Excerpts from a figure dataset
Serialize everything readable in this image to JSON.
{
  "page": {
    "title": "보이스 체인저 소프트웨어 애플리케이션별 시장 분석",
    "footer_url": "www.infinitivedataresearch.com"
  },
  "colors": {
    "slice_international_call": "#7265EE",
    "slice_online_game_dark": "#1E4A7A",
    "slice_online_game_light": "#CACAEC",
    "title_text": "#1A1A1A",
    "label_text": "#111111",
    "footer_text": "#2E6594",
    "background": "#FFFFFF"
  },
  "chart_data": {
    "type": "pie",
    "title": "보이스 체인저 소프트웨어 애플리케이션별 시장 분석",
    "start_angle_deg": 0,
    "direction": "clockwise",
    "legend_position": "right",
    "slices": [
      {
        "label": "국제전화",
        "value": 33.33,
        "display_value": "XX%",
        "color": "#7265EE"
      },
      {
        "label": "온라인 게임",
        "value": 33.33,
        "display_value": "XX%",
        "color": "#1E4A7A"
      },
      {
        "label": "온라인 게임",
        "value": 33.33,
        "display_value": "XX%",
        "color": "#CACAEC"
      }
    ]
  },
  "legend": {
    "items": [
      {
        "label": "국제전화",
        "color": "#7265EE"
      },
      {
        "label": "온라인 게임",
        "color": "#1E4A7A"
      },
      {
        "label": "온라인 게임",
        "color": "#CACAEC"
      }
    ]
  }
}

• Exercise instructions:
Return the whole listing exactly, with every line included.

• Finished answer:
Serialize everything readable in this image to JSON.
{
  "page": {
    "title": "보이스 체인저 소프트웨어 애플리케이션별 시장 분석",
    "footer_url": "www.infinitivedataresearch.com"
  },
  "colors": {
    "slice_international_call": "#7265EE",
    "slice_online_game_dark": "#1E4A7A",
    "slice_online_game_light": "#CACAEC",
    "title_text": "#1A1A1A",
    "label_text": "#111111",
    "footer_text": "#2E6594",
    "background": "#FFFFFF"
  },
  "chart_data": {
    "type": "pie",
    "title": "보이스 체인저 소프트웨어 애플리케이션별 시장 분석",
    "start_angle_deg": 0,
    "direction": "clockwise",
    "legend_position": "right",
    "slices": [
      {
        "label": "국제전화",
        "value": 33.33,
        "display_value": "XX%",
        "color": "#7265EE"
      },
      {
        "label": "온라인 게임",
        "value": 33.33,
        "display_value": "XX%",
        "color": "#1E4A7A"
      },
      {
        "label": "온라인 게임",
        "value": 33.33,
        "display_value": "XX%",
        "color": "#CACAEC"
      }
    ]
  },
  "legend": {
    "items": [
      {
        "label": "국제전화",
        "color": "#7265EE"
      },
      {
        "label": "온라인 게임",
        "color": "#1E4A7A"
      },
      {
        "label": "온라인 게임",
        "color": "#CACAEC"
      }
    ]
  }
}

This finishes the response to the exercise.